• Description of the task:
Every entry must be duplicated precisely as written.

(Figure content listings)

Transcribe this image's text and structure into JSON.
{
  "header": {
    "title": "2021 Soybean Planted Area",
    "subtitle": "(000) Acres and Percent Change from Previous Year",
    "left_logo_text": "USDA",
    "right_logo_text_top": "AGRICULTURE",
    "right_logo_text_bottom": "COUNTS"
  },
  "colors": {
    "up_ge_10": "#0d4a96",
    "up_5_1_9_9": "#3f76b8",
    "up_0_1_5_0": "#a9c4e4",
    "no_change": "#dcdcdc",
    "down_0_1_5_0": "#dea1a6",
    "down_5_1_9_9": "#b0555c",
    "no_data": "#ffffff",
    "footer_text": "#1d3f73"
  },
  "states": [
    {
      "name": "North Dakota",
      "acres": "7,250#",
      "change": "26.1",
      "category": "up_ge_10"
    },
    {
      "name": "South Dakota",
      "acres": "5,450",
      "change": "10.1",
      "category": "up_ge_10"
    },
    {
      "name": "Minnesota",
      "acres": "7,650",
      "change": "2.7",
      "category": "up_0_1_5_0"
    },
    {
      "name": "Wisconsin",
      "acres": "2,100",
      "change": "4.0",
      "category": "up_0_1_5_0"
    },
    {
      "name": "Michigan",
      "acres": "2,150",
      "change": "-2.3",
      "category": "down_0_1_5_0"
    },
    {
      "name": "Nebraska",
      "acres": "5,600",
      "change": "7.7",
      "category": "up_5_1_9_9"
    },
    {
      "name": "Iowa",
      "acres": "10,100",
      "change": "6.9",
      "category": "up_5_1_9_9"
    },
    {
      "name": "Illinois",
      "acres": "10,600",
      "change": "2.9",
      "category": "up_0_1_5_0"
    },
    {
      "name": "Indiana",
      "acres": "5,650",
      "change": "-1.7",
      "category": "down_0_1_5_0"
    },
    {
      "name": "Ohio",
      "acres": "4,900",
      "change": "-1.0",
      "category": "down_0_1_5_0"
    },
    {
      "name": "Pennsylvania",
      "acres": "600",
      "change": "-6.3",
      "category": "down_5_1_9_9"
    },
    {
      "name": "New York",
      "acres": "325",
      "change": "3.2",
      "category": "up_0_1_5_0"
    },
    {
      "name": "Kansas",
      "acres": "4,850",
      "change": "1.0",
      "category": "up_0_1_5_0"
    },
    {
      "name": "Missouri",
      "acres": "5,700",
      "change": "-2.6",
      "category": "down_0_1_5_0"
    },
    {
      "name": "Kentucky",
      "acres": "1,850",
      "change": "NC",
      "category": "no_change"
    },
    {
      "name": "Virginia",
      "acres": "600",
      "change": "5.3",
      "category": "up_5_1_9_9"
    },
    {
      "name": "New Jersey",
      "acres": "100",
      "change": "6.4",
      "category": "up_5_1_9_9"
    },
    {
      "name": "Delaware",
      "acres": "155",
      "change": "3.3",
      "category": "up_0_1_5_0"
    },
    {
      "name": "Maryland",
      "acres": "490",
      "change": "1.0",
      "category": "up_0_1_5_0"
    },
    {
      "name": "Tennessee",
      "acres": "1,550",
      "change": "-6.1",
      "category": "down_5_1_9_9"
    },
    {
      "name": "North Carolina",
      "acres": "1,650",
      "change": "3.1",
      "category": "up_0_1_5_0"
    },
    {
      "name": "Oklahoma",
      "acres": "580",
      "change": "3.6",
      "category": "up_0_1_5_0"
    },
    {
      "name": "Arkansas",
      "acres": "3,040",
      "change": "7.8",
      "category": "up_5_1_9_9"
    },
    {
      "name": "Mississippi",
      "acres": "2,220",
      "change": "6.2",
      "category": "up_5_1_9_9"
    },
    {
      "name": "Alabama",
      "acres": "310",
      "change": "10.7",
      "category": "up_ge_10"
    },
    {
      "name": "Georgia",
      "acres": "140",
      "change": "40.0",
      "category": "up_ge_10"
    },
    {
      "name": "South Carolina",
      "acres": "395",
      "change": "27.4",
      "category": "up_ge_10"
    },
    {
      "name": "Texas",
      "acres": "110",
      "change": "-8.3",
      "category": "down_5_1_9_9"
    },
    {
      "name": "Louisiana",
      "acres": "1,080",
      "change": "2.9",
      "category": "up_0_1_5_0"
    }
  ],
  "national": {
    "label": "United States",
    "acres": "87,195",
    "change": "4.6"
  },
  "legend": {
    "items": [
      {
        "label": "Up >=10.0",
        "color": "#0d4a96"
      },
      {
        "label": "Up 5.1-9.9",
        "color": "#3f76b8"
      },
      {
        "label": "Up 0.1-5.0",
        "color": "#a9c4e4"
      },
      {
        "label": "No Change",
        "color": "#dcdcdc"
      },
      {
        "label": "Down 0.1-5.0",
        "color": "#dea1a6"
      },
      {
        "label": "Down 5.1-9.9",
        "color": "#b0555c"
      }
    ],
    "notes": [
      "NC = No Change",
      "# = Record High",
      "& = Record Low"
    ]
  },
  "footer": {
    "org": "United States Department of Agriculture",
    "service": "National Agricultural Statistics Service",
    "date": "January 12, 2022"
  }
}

• Reply to the task:
Transcribe this image's text and structure into JSON.
{
  "header": {
    "title": "2021 Soybean Planted Area",
    "subtitle": "(000) Acres and Percent Change from Previous Year",
    "left_logo_text": "USDA",
    "right_logo_text_top": "AGRICULTURE",
    "right_logo_text_bottom": "COUNTS"
  },
  "colors": {
    "up_ge_10": "#0d4a96",
    "up_5_1_9_9": "#3f76b8",
    "up_0_1_5_0": "#a9c4e4",
    "no_change": "#dcdcdc",
    "down_0_1_5_0": "#dea1a6",
    "down_5_1_9_9": "#b0555c",
    "no_data": "#ffffff",
    "footer_text": "#1d3f73"
  },
  "states": [
    {
      "name": "North Dakota",
      "acres": "7,250#",
      "change": "26.1",
      "category": "up_ge_10"
    },
    {
      "name": "South Dakota",
      "acres": "5,450",
      "change": "10.1",
      "category": "up_ge_10"
    },
    {
      "name": "Minnesota",
      "acres": "7,650",
      "change": "2.7",
      "category": "up_0_1_5_0"
    },
    {
      "name": "Wisconsin",
      "acres": "2,100",
      "change": "4.0",
      "category": "up_0_1_5_0"
    },
    {
      "name": "Michigan",
      "acres": "2,150",
      "change": "-2.3",
      "category": "down_0_1_5_0"
    },
    {
      "name": "Nebraska",
      "acres": "5,600",
      "change": "7.7",
      "category": "up_5_1_9_9"
    },
    {
      "name": "Iowa",
      "acres": "10,100",
      "change": "6.9",
      "category": "up_5_1_9_9"
    },
    {
      "name": "Illinois",
      "acres": "10,600",
      "change": "2.9",
      "category": "up_0_1_5_0"
    },
    {
      "name": "Indiana",
      "acres": "5,650",
      "change": "-1.7",
      "category": "down_0_1_5_0"
    },
    {
      "name": "Ohio",
      "acres": "4,900",
      "change": "-1.0",
      "category": "down_0_1_5_0"
    },
    {
      "name": "Pennsylvania",
      "acres": "600",
      "change": "-6.3",
      "category": "down_5_1_9_9"
    },
    {
      "name": "New York",
      "acres": "325",
      "change": "3.2",
      "category": "up_0_1_5_0"
    },
    {
      "name": "Kansas",
      "acres": "4,850",
      "change": "1.0",
      "category": "up_0_1_5_0"
    },
    {
      "name": "Missouri",
      "acres": "5,700",
      "change": "-2.6",
      "category": "down_0_1_5_0"
    },
    {
      "name": "Kentucky",
      "acres": "1,850",
      "change": "NC",
      "category": "no_change"
    },
    {
      "name": "Virginia",
      "acres": "600",
      "change": "5.3",
      "category": "up_5_1_9_9"
    },
    {
      "name": "New Jersey",
      "acres": "100",
      "change": "6.4",
      "category": "up_5_1_9_9"
    },
    {
      "name": "Delaware",
      "acres": "155",
      "change": "3.3",
      "category": "up_0_1_5_0"
    },
    {
      "name": "Maryland",
      "acres": "490",
      "change": "1.0",
      "category": "up_0_1_5_0"
    },
    {
      "name": "Tennessee",
      "acres": "1,550",
      "change": "-6.1",
      "category": "down_5_1_9_9"
    },
    {
      "name": "North Carolina",
      "acres": "1,650",
      "change": "3.1",
      "category": "up_0_1_5_0"
    },
    {
      "name": "Oklahoma",
      "acres": "580",
      "change": "3.6",
      "category": "up_0_1_5_0"
    },
    {
      "name": "Arkansas",
      "acres": "3,040",
      "change": "7.8",
      "category": "up_5_1_9_9"
    },
    {
      "name": "Mississippi",
      "acres": "2,220",
      "change": "6.2",
      "category": "up_5_1_9_9"
    },
    {
      "name": "Alabama",
      "acres": "310",
      "change": "10.7",
      "category": "up_ge_10"
    },
    {
      "name": "Georgia",
      "acres": "140",
      "change": "40.0",
      "category": "up_ge_10"
    },
    {
      "name": "South Carolina",
      "acres": "395",
      "change": "27.4",
      "category": "up_ge_10"
    },
    {
      "name": "Texas",
      "acres": "110",
      "change": "-8.3",
      "category": "down_5_1_9_9"
    },
    {
      "name": "Louisiana",
      "acres": "1,080",
      "change": "2.9",
      "category": "up_0_1_5_0"
    }
  ],
  "national": {
    "label": "United States",
    "acres": "87,195",
    "change": "4.6"
  },
  "legend": {
    "items": [
      {
        "label": "Up >=10.0",
        "color": "#0d4a96"
      },
      {
        "label": "Up 5.1-9.9",
        "color": "#3f76b8"
      },
      {
        "label": "Up 0.1-5.0",
        "color": "#a9c4e4"
      },
      {
        "label": "No Change",
        "color": "#dcdcdc"
      },
      {
        "label": "Down 0.1-5.0",
        "color": "#dea1a6"
      },
      {
        "label": "Down 5.1-9.9",
        "color": "#b0555c"
      }
    ],
    "notes": [
      "NC = No Change",
      "# = Record High",
      "& = Record Low"
    ]
  },
  "footer": {
    "org": "United States Department of Agriculture",
    "service": "National Agricultural Statistics Service",
    "date": "January 12, 2022"
  }
}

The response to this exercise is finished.